Task: Wherever the word "Output" appears in the entries, copy the whole line.

Entries provided:
□ □ □
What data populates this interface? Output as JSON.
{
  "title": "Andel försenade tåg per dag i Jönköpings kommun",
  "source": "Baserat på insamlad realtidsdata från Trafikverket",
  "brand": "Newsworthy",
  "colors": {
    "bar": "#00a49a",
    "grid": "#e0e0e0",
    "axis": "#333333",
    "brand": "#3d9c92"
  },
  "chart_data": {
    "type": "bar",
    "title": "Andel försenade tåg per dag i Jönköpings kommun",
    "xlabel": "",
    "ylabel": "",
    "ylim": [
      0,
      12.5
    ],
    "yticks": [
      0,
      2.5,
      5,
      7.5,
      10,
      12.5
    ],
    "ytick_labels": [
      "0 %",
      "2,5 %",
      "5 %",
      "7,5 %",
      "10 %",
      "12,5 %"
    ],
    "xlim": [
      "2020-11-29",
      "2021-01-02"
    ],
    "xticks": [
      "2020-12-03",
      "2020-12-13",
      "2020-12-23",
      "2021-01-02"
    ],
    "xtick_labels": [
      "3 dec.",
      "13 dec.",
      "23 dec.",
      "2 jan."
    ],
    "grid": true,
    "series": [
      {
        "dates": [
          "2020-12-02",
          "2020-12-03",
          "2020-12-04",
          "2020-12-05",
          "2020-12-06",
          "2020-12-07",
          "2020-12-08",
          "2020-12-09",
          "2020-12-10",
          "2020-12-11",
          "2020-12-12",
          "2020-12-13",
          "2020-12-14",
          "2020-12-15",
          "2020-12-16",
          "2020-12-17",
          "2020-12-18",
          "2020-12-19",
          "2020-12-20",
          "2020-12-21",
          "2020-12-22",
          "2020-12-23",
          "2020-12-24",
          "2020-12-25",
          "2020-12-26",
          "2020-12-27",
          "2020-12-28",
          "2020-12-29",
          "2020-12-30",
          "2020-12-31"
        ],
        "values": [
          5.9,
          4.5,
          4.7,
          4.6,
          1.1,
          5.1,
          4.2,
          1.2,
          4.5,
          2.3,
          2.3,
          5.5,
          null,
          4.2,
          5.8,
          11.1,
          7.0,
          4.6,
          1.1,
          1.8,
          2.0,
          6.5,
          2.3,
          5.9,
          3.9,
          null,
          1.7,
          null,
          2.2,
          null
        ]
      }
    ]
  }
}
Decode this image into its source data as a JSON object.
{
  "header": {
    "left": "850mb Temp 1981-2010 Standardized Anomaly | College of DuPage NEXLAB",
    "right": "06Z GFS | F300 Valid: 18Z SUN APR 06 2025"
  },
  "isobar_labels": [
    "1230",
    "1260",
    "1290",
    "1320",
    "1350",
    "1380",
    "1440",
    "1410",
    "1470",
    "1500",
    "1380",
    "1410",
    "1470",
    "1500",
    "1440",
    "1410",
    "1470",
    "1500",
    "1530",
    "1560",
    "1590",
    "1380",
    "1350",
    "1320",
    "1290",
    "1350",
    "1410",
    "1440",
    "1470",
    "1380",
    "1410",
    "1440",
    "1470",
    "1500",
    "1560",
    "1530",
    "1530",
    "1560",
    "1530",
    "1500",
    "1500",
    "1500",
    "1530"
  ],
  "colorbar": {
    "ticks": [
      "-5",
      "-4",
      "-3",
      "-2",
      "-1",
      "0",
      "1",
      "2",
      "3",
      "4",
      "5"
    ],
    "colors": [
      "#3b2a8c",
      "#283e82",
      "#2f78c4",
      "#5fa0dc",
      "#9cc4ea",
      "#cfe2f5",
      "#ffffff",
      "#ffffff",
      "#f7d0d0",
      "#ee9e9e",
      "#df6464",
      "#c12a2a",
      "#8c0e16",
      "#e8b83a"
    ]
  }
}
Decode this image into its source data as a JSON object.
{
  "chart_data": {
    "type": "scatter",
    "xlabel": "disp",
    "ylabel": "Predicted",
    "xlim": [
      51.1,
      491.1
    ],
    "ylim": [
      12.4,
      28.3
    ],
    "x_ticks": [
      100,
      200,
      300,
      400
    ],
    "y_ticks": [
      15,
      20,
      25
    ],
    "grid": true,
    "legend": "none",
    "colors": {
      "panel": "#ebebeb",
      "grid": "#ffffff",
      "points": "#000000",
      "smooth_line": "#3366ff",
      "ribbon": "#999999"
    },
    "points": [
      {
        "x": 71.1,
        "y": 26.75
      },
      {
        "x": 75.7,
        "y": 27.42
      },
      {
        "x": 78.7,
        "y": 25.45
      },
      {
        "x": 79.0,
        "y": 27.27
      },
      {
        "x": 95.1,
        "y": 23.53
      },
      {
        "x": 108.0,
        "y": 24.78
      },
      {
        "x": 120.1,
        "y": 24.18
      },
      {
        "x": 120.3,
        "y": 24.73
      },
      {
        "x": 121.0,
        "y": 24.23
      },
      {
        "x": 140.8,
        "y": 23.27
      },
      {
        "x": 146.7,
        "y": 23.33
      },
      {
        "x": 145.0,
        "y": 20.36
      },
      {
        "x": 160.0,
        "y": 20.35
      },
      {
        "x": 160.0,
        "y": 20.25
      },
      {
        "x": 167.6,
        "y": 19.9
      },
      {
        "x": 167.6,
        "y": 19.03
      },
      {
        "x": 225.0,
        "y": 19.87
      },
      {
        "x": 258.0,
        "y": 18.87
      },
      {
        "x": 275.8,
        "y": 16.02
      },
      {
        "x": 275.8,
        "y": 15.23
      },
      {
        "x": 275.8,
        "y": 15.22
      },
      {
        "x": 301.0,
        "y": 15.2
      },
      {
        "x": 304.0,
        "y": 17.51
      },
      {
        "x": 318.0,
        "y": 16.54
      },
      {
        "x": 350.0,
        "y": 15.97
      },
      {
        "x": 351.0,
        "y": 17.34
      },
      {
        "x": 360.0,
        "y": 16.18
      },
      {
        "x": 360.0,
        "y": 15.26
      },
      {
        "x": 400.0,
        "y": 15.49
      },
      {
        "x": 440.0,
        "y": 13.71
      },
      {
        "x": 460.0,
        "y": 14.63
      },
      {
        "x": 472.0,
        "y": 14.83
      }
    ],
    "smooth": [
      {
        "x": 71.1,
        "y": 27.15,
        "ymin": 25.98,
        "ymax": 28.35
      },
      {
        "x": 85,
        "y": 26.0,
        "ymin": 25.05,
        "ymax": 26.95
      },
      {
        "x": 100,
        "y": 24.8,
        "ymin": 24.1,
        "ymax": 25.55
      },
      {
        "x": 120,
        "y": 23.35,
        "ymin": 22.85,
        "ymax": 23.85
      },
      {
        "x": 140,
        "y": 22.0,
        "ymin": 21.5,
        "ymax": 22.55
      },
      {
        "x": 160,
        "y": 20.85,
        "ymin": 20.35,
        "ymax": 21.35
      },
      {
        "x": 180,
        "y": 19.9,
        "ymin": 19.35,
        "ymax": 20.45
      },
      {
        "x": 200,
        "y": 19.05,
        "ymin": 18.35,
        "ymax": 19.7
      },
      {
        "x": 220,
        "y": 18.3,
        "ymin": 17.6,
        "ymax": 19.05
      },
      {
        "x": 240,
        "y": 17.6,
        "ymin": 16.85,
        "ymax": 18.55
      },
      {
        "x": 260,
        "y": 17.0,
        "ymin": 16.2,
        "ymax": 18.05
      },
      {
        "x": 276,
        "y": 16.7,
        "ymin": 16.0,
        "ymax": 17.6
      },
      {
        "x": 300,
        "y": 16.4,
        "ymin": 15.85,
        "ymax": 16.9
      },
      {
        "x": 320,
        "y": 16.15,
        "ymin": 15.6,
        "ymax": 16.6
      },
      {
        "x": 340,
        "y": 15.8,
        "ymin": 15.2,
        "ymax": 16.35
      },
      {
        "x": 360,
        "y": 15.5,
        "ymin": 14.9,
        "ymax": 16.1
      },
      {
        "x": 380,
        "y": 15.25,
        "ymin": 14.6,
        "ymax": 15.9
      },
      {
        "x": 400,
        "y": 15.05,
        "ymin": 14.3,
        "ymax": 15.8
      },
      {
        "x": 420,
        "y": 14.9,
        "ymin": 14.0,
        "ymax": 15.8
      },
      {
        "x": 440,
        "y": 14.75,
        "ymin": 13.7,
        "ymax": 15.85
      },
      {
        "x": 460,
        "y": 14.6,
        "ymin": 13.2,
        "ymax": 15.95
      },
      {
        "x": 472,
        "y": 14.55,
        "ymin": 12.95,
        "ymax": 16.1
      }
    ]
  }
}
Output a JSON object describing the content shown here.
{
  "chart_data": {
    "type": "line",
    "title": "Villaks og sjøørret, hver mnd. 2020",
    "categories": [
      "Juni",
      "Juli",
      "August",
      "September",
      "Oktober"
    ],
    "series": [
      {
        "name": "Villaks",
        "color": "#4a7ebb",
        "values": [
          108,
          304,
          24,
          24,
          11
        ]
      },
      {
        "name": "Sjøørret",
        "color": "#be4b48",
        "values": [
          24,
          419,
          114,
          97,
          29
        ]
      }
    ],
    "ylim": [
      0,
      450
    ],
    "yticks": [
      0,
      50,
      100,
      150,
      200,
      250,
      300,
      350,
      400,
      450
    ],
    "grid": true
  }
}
□ □ □
Task answer:
What data populates this interface? Output as JSON.
Output a JSON object describing the content shown here.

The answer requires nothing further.